» Goal
All of the listing below must be repeated word for word. Pictures are the only thing to omit.

[START OF Records for this exercise]

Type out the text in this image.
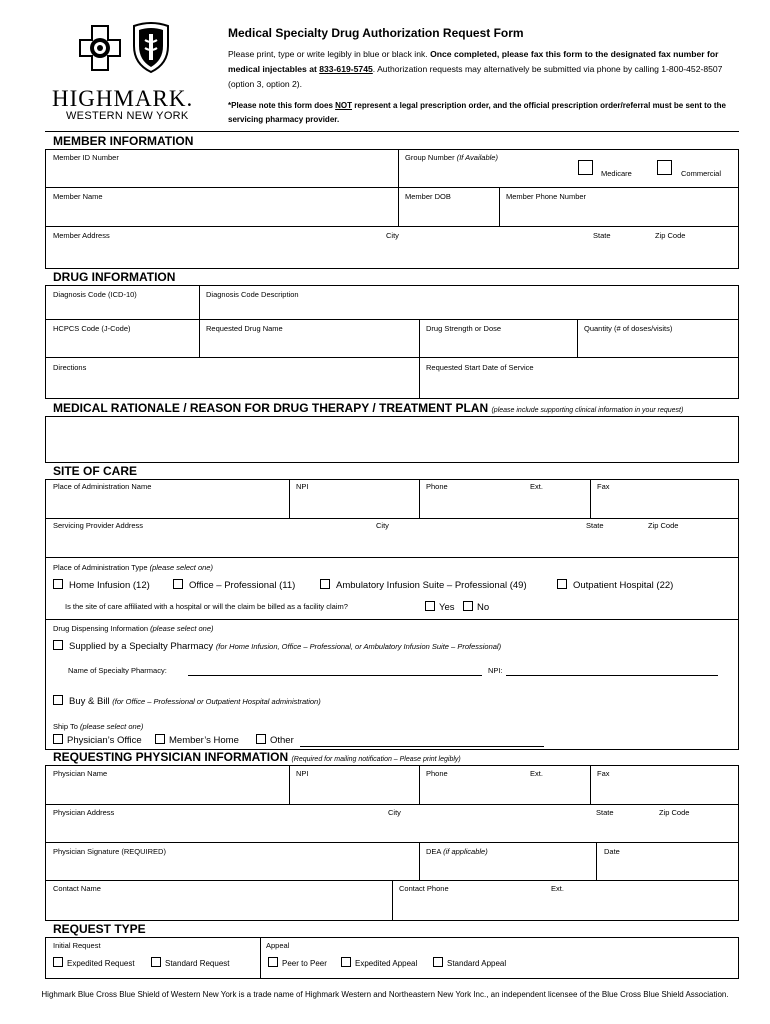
HIGHMARK.
WESTERN NEW YORK
Medical Specialty Drug Authorization Request Form
Please print, type or write legibly in blue or black ink. Once completed, please fax this form to the designated fax number for medical injectables at 833-619-5745. Authorization requests may alternatively be submitted via phone by calling 1-800-452-8507 (option 3, option 2).
*Please note this form does NOT represent a legal prescription order, and the official prescription order/referral must be sent to the servicing pharmacy provider.
MEMBER INFORMATION
Member ID Number	Group Number (If Available)
Medicare	Commercial
Member Name	Member DOB	Member Phone Number
Member Address	City	State	Zip Code
DRUG INFORMATION
Diagnosis Code (ICD-10)	Diagnosis Code Description
HCPCS Code (J-Code)	Requested Drug Name	Drug Strength or Dose	Quantity (# of doses/visits)
Directions	Requested Start Date of Service
MEDICAL RATIONALE / REASON FOR DRUG THERAPY / TREATMENT PLAN (please include supporting clinical information in your request)
SITE OF CARE
Place of Administration Name	NPI	Phone	Ext.	Fax
Servicing Provider Address	City	State	Zip Code
Place of Administration Type (please select one)
Home Infusion (12)	Office – Professional (11)	Ambulatory Infusion Suite – Professional (49)	Outpatient Hospital (22)
Is the site of care affiliated with a hospital or will the claim be billed as a facility claim?	Yes	No
Drug Dispensing Information (please select one)
Supplied by a Specialty Pharmacy (for Home Infusion, Office – Professional, or Ambulatory Infusion Suite – Professional)
Name of Specialty Pharmacy:	NPI:
Buy & Bill (for Office – Professional or Outpatient Hospital administration)
Ship To (please select one)
Physician’s Office	Member’s Home	Other
REQUESTING PHYSICIAN INFORMATION (Required for mailing notification – Please print legibly)
Physician Name	NPI	Phone	Ext.	Fax
Physician Address	City	State	Zip Code
Physician Signature (REQUIRED)	DEA (if applicable)	Date
Contact Name	Contact Phone	Ext.
REQUEST TYPE
Initial Request	Appeal
Expedited Request	Standard Request	Peer to Peer	Expedited Appeal	Standard Appeal
Highmark Blue Cross Blue Shield of Western New York is a trade name of Highmark Western and Northeastern New York Inc., an independent licensee of the Blue Cross Blue Shield Association.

[END OF Records for this exercise]

» Exercise result
Type out the text in this image.
HIGHMARK.
WESTERN NEW YORK
Medical Specialty Drug Authorization Request Form
Please print, type or write legibly in blue or black ink. Once completed, please fax this form to the designated fax number for medical injectables at 833-619-5745. Authorization requests may alternatively be submitted via phone by calling 1-800-452-8507 (option 3, option 2).
*Please note this form does NOT represent a legal prescription order, and the official prescription order/referral must be sent to the servicing pharmacy provider.
MEMBER INFORMATION
Member ID Number	Group Number (If Available)
Medicare	Commercial
Member Name	Member DOB	Member Phone Number
Member Address	City	State	Zip Code
DRUG INFORMATION
Diagnosis Code (ICD-10)	Diagnosis Code Description
HCPCS Code (J-Code)	Requested Drug Name	Drug Strength or Dose	Quantity (# of doses/visits)
Directions	Requested Start Date of Service
MEDICAL RATIONALE / REASON FOR DRUG THERAPY / TREATMENT PLAN (please include supporting clinical information in your request)
SITE OF CARE
Place of Administration Name	NPI	Phone	Ext.	Fax
Servicing Provider Address	City	State	Zip Code
Place of Administration Type (please select one)
Home Infusion (12)	Office – Professional (11)	Ambulatory Infusion Suite – Professional (49)	Outpatient Hospital (22)
Is the site of care affiliated with a hospital or will the claim be billed as a facility claim?	Yes	No
Drug Dispensing Information (please select one)
Supplied by a Specialty Pharmacy (for Home Infusion, Office – Professional, or Ambulatory Infusion Suite – Professional)
Name of Specialty Pharmacy:	NPI:
Buy & Bill (for Office – Professional or Outpatient Hospital administration)
Ship To (please select one)
Physician’s Office	Member’s Home	Other
REQUESTING PHYSICIAN INFORMATION (Required for mailing notification – Please print legibly)
Physician Name	NPI	Phone	Ext.	Fax
Physician Address	City	State	Zip Code
Physician Signature (REQUIRED)	DEA (if applicable)	Date
Contact Name	Contact Phone	Ext.
REQUEST TYPE
Initial Request	Appeal
Expedited Request	Standard Request	Peer to Peer	Expedited Appeal	Standard Appeal
Highmark Blue Cross Blue Shield of Western New York is a trade name of Highmark Western and Northeastern New York Inc., an independent licensee of the Blue Cross Blue Shield Association.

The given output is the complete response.